▸ Text passage:
Testimony as to the banks' method for evaluating bids on repossessed vehicles was presented by James Sweeney, a former collection manager for Atlantic Financial. Sweeney explained that at the time an automobile was repossessed, the bank would determine a high and low bid for the vehicle. The high bid would be eighty-five percent of the National Automobile Dealers Association ("NADA") book's average value for that car. To obtain the low bid figure, the bank would reduce that figure based on the vehicle's condition and mileage, as represented in the vehicle condition reports and accompanying photographs. Sweeney testified that it was generally known in the repossession bid industry that banks valued their repossessed vehicles in this manner and thus that banks did not generally receive bids for more than eighty-five percent of "book" value. Sweeney further explained that once the statutory no-bid period passed, it was important to obtain and accept a reasonable bid as quickly as possible in order to avoid mounting storage charges and further erosion of the bid price.*fn4
The parties stipulated to testimony that Atlantic's bid evaluation methods were standard industry practice. Sweeney also testified that, at Dickler's suggestion, defendants would occasionally fix up the repossessed vehicle before selling it on the bank's behalf but, although this generated a higher return value for the bank, they elected not to sell most of the vehicles in this manner because they were more interested in simply disposing of the vehicles quickly. According to Petrucci, Horizon had likewise declined defendants' suggestion to improve the condition of their vehicles before soliciting buyers.

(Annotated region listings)
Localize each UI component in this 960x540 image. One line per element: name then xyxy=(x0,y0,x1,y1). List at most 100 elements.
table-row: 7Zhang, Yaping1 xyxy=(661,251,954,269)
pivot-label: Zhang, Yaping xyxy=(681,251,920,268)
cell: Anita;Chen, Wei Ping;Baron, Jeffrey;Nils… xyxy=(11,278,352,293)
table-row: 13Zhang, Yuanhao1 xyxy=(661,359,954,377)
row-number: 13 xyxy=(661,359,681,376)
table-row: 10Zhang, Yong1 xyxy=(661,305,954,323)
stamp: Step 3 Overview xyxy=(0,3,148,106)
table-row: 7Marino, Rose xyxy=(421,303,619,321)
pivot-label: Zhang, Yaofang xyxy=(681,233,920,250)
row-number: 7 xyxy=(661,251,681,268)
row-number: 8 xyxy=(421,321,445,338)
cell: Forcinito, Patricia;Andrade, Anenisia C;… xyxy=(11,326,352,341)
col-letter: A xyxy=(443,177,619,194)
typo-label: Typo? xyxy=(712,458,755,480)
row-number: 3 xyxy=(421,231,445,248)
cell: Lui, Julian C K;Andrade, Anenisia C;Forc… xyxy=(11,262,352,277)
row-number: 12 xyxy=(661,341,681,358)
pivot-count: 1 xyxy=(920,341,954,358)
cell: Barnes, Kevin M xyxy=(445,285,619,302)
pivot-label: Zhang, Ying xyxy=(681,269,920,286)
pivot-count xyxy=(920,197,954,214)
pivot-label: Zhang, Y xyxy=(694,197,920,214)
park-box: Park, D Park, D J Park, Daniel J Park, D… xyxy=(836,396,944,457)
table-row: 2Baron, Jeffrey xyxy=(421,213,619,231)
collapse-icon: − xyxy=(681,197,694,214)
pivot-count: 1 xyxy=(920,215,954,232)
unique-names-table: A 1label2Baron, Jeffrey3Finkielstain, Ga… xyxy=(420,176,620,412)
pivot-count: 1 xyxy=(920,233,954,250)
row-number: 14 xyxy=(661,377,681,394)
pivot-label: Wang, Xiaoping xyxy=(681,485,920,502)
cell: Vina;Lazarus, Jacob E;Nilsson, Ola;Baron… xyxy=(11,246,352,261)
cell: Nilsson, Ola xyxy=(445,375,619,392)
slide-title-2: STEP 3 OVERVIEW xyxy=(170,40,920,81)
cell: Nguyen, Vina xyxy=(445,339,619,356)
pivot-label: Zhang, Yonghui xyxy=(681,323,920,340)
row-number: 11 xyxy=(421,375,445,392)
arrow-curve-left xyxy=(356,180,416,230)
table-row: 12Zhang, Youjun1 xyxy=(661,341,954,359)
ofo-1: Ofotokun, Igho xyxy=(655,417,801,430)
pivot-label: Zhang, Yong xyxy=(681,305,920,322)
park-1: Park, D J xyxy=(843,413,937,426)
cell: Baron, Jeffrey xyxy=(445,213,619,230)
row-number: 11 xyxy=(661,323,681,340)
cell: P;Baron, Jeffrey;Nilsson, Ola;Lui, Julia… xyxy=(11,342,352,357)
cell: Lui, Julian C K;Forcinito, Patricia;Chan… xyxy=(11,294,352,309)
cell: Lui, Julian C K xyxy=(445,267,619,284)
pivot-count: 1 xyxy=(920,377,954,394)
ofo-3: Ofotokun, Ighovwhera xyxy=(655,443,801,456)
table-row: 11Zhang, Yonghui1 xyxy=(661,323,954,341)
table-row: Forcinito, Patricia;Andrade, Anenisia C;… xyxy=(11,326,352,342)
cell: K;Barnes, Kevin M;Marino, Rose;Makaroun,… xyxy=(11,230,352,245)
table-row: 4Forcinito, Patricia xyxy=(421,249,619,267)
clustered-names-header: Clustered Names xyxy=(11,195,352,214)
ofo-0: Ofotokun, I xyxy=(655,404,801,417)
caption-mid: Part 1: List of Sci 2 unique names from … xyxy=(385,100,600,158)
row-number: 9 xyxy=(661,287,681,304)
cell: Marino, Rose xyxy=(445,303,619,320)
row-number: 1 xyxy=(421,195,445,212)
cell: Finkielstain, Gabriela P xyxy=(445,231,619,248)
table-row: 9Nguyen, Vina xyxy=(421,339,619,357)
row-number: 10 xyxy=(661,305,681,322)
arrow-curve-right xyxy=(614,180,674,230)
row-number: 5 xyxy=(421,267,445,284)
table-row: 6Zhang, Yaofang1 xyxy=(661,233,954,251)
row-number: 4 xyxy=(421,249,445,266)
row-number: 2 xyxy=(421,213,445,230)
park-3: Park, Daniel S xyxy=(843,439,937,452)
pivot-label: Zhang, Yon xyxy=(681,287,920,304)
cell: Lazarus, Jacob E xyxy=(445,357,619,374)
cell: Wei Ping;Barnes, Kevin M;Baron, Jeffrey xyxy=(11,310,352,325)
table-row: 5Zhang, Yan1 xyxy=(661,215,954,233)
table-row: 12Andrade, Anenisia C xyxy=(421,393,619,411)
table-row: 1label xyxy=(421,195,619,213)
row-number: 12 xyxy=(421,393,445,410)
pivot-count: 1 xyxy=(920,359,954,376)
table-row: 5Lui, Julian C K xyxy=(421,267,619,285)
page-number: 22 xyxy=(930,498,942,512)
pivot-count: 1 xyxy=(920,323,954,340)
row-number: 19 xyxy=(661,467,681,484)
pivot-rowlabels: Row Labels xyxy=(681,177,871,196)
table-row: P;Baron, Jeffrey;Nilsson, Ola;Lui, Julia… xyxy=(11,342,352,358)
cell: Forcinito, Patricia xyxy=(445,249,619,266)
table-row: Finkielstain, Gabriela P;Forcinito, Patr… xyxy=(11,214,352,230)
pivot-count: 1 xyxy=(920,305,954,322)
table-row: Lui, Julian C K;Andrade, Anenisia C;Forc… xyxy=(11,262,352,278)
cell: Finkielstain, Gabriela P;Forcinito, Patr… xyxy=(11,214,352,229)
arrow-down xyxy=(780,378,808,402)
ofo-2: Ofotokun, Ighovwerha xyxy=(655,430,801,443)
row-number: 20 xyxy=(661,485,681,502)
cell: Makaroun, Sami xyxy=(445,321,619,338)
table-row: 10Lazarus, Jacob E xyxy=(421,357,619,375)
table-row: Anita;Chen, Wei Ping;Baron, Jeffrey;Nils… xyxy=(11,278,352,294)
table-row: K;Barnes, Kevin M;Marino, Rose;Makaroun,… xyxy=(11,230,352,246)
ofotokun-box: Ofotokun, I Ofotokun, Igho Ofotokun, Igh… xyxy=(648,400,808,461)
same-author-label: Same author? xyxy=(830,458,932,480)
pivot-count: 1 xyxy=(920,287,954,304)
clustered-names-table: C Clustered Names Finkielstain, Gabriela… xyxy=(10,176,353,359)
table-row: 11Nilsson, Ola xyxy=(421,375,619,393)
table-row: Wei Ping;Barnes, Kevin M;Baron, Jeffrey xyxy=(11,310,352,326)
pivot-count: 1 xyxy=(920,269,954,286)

▸ Directions for this task: Translate this sentence from the passage on repossessed-vehicle bids into Spanish: "The parties stipulated to testimony that Atlantic's bid evaluation methods were standard industry practice." The listings come from a separate source, not from the passage on repossessed-vehicle bids.

▸ Finished task: Las partes acordaron por estipulación el testimonio de que los métodos de evaluación de ofertas de Atlantic eran una práctica estándar del sector.